Given task →
Leave out the pictures and reproduce all of the data exactly.

[Dataset rows]

■ ■ ■

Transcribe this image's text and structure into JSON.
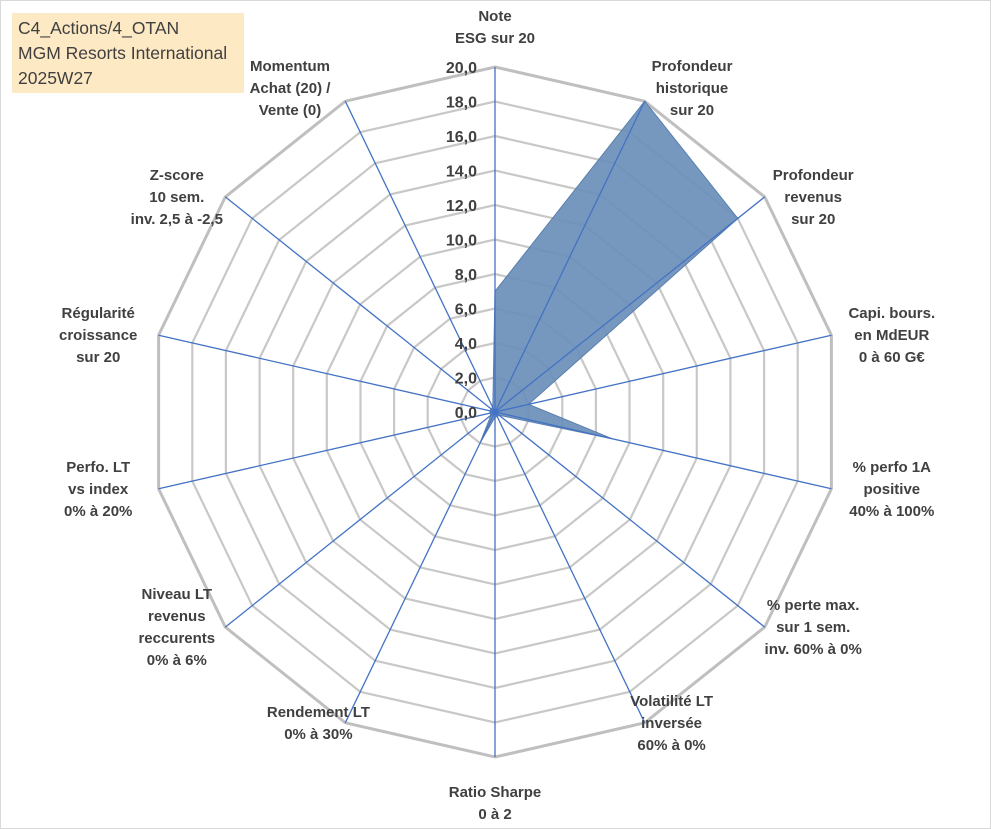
{
  "title_lines": [
    "C4_Actions/4_OTAN",
    "MGM Resorts International",
    "2025W27"
  ],
  "chart_data": {
    "type": "radar",
    "r_min": 0,
    "r_max": 20,
    "ticks": [
      "0,0",
      "2,0",
      "4,0",
      "6,0",
      "8,0",
      "10,0",
      "12,0",
      "14,0",
      "16,0",
      "18,0",
      "20,0"
    ],
    "categories": [
      [
        "Note",
        "ESG sur 20"
      ],
      [
        "Profondeur",
        "historique",
        "sur 20"
      ],
      [
        "Profondeur",
        "revenus",
        "sur 20"
      ],
      [
        "Capi. bours.",
        "en MdEUR",
        "0 à 60 G€"
      ],
      [
        "% perfo 1A",
        "positive",
        "40% à 100%"
      ],
      [
        "% perte max.",
        "sur 1 sem.",
        "inv. 60% à 0%"
      ],
      [
        "Volatilité LT",
        "inversée",
        "60% à 0%"
      ],
      [
        "Ratio Sharpe",
        "0 à 2"
      ],
      [
        "Rendement LT",
        "0% à 30%"
      ],
      [
        "Niveau LT",
        "revenus",
        "reccurents",
        "0% à 6%"
      ],
      [
        "Perfo. LT",
        "vs index",
        "0% à 20%"
      ],
      [
        "Régularité",
        "croissance",
        "sur 20"
      ],
      [
        "Z-score",
        "10 sem.",
        "inv. 2,5 à -2,5"
      ],
      [
        "Momentum",
        "Achat (20) /",
        "Vente (0)"
      ]
    ],
    "values": [
      7,
      20,
      18,
      2,
      7,
      0.3,
      0.3,
      0.3,
      2,
      0.3,
      0.3,
      0.3,
      0.3,
      0.3
    ],
    "grid": true,
    "fill_color": "#6a8fb8",
    "spoke_color": "#4472c4",
    "grid_color": "#c8c8c8",
    "outer_color": "#bfbfbf"
  }
}
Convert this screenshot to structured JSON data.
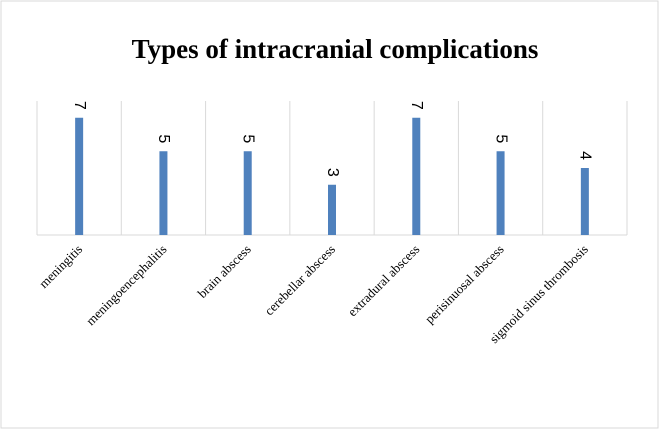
{
  "chart_data": {
    "type": "bar",
    "title": "Types of intracranial complications",
    "categories": [
      "meningitis",
      "meningoencephalitis",
      "brain abscess",
      "cerebellar abscess",
      "extradural abscess",
      "perisinuosal abscess",
      "sigmoid sinus thrombosis"
    ],
    "values": [
      7,
      5,
      5,
      3,
      7,
      5,
      4
    ],
    "color": "#4f81bd",
    "ylim": [
      0,
      8
    ]
  }
}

■ ■ ■

Correct output →
Transcribe this image's text and structure into JSON.
{
  "title_lines": [
    "C4_Actions/4_OTAN",
    "MGM Resorts International",
    "2025W27"
  ],
  "chart_data": {
    "type": "radar",
    "r_min": 0,
    "r_max": 20,
    "ticks": [
      "0,0",
      "2,0",
      "4,0",
      "6,0",
      "8,0",
      "10,0",
      "12,0",
      "14,0",
      "16,0",
      "18,0",
      "20,0"
    ],
    "categories": [
      [
        "Note",
        "ESG sur 20"
      ],
      [
        "Profondeur",
        "historique",
        "sur 20"
      ],
      [
        "Profondeur",
        "revenus",
        "sur 20"
      ],
      [
        "Capi. bours.",
        "en MdEUR",
        "0 à 60 G€"
      ],
      [
        "% perfo 1A",
        "positive",
        "40% à 100%"
      ],
      [
        "% perte max.",
        "sur 1 sem.",
        "inv. 60% à 0%"
      ],
      [
        "Volatilité LT",
        "inversée",
        "60% à 0%"
      ],
      [
        "Ratio Sharpe",
        "0 à 2"
      ],
      [
        "Rendement LT",
        "0% à 30%"
      ],
      [
        "Niveau LT",
        "revenus",
        "reccurents",
        "0% à 6%"
      ],
      [
        "Perfo. LT",
        "vs index",
        "0% à 20%"
      ],
      [
        "Régularité",
        "croissance",
        "sur 20"
      ],
      [
        "Z-score",
        "10 sem.",
        "inv. 2,5 à -2,5"
      ],
      [
        "Momentum",
        "Achat (20) /",
        "Vente (0)"
      ]
    ],
    "values": [
      7,
      20,
      18,
      2,
      7,
      0.3,
      0.3,
      0.3,
      2,
      0.3,
      0.3,
      0.3,
      0.3,
      0.3
    ],
    "grid": true,
    "fill_color": "#6a8fb8",
    "spoke_color": "#4472c4",
    "grid_color": "#c8c8c8",
    "outer_color": "#bfbfbf"
  }
}
Convert this screenshot to structured JSON data.
{
  "chart_data": {
    "type": "bar",
    "title": "Types of intracranial complications",
    "categories": [
      "meningitis",
      "meningoencephalitis",
      "brain abscess",
      "cerebellar abscess",
      "extradural abscess",
      "perisinuosal abscess",
      "sigmoid sinus thrombosis"
    ],
    "values": [
      7,
      5,
      5,
      3,
      7,
      5,
      4
    ],
    "color": "#4f81bd",
    "ylim": [
      0,
      8
    ]
  }
}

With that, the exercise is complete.